Scan the data. Collect each line that contains the word "xlabel".
········
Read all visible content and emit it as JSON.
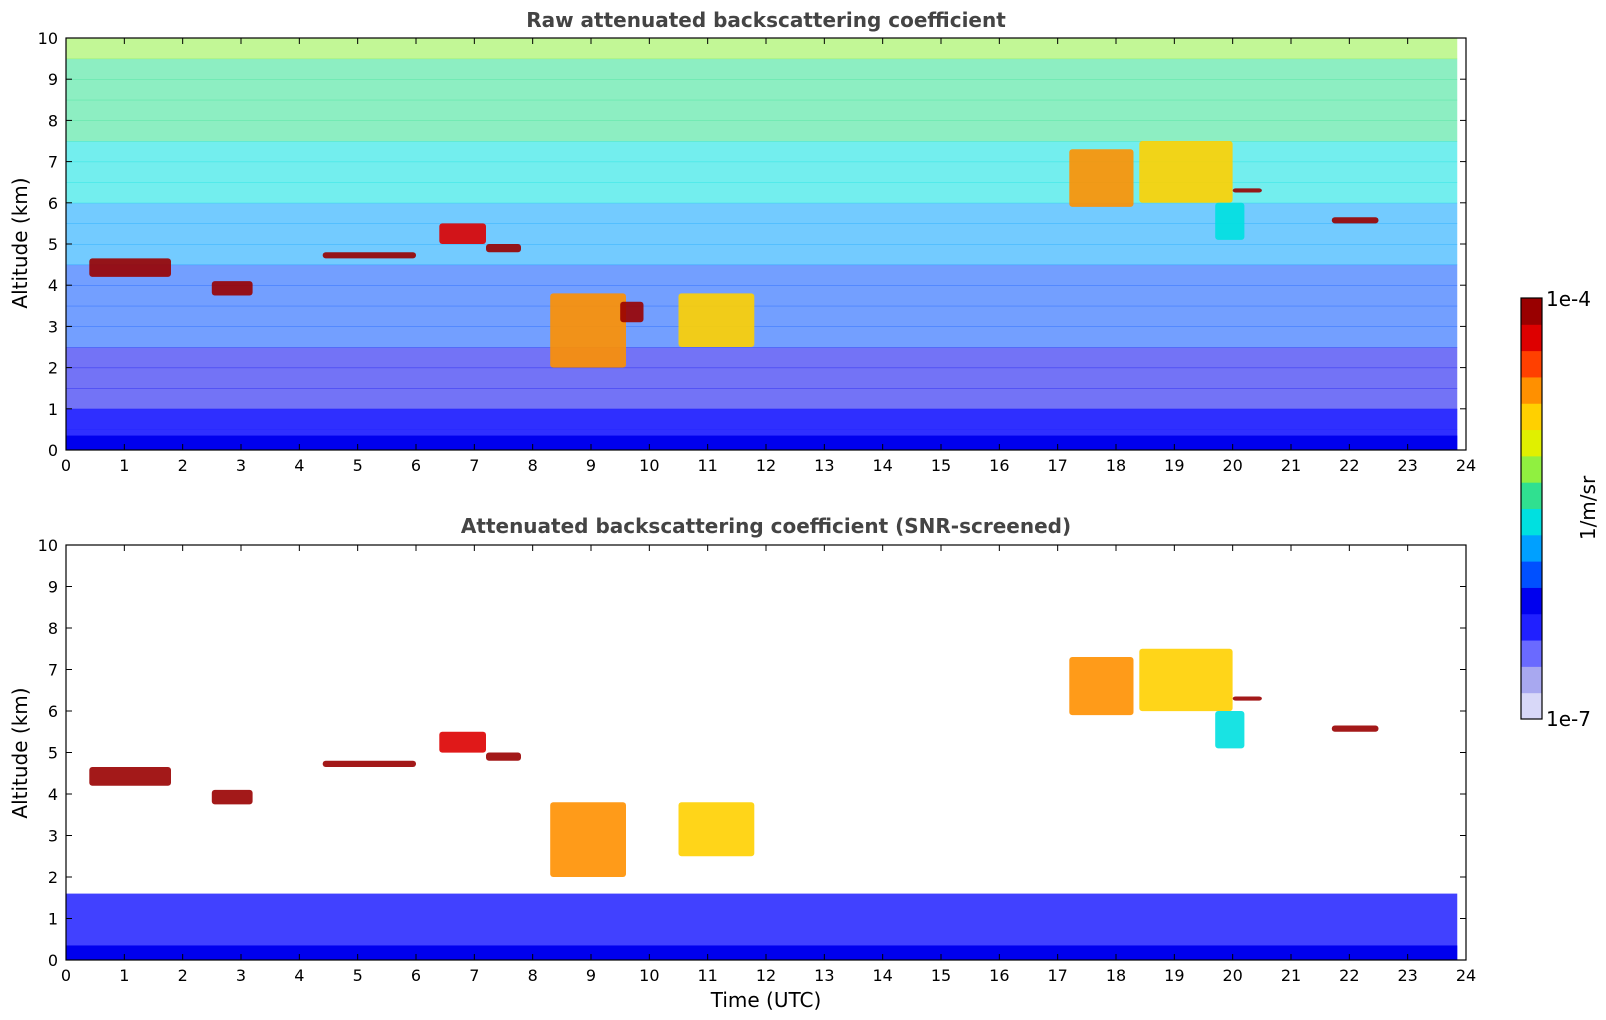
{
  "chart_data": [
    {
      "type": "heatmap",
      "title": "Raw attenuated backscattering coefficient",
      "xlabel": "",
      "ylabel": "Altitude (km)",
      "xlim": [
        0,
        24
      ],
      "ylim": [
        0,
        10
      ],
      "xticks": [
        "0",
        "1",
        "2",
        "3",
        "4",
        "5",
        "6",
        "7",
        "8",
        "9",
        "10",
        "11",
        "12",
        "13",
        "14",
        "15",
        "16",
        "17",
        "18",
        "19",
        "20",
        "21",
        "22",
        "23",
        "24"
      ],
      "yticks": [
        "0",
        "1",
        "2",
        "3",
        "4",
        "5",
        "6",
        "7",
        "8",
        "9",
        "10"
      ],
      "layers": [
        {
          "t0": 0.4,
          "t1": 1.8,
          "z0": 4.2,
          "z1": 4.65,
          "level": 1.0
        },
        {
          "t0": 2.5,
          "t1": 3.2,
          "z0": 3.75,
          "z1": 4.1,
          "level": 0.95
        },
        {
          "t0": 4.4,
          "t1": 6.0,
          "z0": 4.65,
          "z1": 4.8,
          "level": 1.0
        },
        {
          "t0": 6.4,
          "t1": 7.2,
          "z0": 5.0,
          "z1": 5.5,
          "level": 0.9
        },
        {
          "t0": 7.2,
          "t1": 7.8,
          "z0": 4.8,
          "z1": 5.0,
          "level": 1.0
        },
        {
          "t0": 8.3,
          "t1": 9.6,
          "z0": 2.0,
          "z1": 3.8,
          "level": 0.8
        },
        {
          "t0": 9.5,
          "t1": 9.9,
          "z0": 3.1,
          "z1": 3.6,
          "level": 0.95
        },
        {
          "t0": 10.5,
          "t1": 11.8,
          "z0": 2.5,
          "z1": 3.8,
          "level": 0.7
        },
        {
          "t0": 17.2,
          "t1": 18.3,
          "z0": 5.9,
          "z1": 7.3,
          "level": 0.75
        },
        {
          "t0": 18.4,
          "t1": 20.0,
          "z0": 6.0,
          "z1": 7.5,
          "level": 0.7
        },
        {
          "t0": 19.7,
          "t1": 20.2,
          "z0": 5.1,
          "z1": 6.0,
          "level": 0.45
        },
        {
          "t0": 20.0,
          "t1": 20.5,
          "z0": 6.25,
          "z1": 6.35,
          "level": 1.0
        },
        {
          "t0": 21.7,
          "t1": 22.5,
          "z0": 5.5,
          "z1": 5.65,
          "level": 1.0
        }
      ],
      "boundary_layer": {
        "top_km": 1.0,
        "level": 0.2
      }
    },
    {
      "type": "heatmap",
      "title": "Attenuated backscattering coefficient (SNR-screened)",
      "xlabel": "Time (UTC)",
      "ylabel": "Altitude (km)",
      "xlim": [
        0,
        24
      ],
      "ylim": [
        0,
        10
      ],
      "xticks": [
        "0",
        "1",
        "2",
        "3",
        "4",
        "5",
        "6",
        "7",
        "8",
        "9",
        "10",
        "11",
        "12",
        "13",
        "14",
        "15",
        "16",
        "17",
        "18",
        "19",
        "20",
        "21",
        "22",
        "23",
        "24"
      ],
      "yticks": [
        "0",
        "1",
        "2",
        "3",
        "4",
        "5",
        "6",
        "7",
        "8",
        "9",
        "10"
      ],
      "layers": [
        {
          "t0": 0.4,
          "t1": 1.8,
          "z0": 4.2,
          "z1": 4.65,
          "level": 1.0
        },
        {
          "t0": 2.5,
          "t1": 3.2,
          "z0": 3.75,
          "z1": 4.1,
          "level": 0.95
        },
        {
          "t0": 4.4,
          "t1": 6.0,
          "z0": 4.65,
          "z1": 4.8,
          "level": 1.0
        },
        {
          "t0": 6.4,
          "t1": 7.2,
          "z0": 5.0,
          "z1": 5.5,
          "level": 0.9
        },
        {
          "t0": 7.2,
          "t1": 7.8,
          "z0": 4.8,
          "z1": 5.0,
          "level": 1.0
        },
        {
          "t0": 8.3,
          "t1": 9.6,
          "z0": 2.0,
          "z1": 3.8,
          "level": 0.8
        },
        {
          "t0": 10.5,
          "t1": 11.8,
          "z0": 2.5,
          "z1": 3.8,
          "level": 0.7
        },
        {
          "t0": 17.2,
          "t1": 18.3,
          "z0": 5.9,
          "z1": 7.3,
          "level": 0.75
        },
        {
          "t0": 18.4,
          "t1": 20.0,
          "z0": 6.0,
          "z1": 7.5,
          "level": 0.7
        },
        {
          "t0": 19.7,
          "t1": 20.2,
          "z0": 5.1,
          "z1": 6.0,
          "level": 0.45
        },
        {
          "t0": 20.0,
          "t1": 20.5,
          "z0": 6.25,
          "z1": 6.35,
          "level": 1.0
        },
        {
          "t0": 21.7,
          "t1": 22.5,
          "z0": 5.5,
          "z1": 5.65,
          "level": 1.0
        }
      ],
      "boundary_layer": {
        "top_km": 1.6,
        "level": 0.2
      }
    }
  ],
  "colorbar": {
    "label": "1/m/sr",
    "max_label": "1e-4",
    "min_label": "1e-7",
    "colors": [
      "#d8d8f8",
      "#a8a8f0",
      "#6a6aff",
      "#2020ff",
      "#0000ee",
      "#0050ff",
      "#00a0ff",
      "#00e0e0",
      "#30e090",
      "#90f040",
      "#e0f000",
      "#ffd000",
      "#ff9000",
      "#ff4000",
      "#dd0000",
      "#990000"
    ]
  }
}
········
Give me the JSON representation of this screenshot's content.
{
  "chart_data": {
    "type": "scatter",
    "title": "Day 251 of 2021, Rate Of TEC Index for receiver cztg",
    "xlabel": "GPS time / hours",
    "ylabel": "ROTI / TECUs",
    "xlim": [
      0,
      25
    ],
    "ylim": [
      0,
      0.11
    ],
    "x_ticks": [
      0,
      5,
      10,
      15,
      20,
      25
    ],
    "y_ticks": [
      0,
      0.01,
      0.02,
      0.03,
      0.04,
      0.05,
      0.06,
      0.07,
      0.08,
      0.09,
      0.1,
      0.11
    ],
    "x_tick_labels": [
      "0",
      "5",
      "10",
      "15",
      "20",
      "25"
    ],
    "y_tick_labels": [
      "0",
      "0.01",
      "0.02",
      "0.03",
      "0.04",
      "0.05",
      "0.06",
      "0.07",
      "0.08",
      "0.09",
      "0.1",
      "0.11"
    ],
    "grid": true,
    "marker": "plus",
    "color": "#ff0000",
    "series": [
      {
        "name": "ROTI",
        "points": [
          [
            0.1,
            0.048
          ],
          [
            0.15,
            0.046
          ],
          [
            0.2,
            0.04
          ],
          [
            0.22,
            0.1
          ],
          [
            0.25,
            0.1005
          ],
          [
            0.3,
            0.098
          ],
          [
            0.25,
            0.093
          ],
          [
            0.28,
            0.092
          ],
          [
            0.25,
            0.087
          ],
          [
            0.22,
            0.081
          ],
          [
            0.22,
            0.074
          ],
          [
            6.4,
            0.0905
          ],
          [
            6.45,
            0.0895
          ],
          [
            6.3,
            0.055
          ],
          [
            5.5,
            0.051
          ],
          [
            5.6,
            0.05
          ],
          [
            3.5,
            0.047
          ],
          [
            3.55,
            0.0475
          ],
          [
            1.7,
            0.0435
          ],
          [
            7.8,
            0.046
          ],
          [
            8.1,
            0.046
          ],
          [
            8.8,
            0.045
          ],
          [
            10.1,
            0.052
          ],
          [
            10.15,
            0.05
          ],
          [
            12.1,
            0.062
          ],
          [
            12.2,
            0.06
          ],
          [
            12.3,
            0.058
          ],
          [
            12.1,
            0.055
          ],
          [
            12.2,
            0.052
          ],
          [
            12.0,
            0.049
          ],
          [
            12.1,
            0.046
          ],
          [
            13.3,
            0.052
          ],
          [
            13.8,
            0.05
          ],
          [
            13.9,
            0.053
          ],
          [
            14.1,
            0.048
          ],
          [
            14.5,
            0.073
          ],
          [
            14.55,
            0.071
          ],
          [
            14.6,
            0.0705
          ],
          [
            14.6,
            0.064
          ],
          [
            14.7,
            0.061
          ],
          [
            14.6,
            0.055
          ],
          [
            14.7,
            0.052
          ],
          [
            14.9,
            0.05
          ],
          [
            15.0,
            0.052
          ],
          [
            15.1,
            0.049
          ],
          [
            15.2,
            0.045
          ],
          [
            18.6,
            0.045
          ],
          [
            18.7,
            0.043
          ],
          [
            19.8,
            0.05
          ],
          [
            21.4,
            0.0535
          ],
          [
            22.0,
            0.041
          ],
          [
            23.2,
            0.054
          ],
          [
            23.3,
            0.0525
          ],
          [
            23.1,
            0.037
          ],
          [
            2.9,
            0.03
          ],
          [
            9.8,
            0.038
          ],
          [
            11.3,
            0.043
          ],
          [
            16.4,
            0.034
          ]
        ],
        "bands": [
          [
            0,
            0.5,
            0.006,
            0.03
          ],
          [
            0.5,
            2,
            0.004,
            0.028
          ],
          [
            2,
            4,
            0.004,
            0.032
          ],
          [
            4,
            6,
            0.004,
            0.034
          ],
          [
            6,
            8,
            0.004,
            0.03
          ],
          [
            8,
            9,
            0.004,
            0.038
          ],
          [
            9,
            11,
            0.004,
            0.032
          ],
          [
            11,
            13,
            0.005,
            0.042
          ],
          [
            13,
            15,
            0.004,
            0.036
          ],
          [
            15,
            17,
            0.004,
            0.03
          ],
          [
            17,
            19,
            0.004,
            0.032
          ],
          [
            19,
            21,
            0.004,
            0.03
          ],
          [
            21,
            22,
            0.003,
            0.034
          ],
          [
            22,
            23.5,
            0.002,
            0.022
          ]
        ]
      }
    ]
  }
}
········
● COMPLETED TASK
      "xlabel": "",
      "xlabel": "Time (UTC)",
    "xlabel": "GPS time / hours",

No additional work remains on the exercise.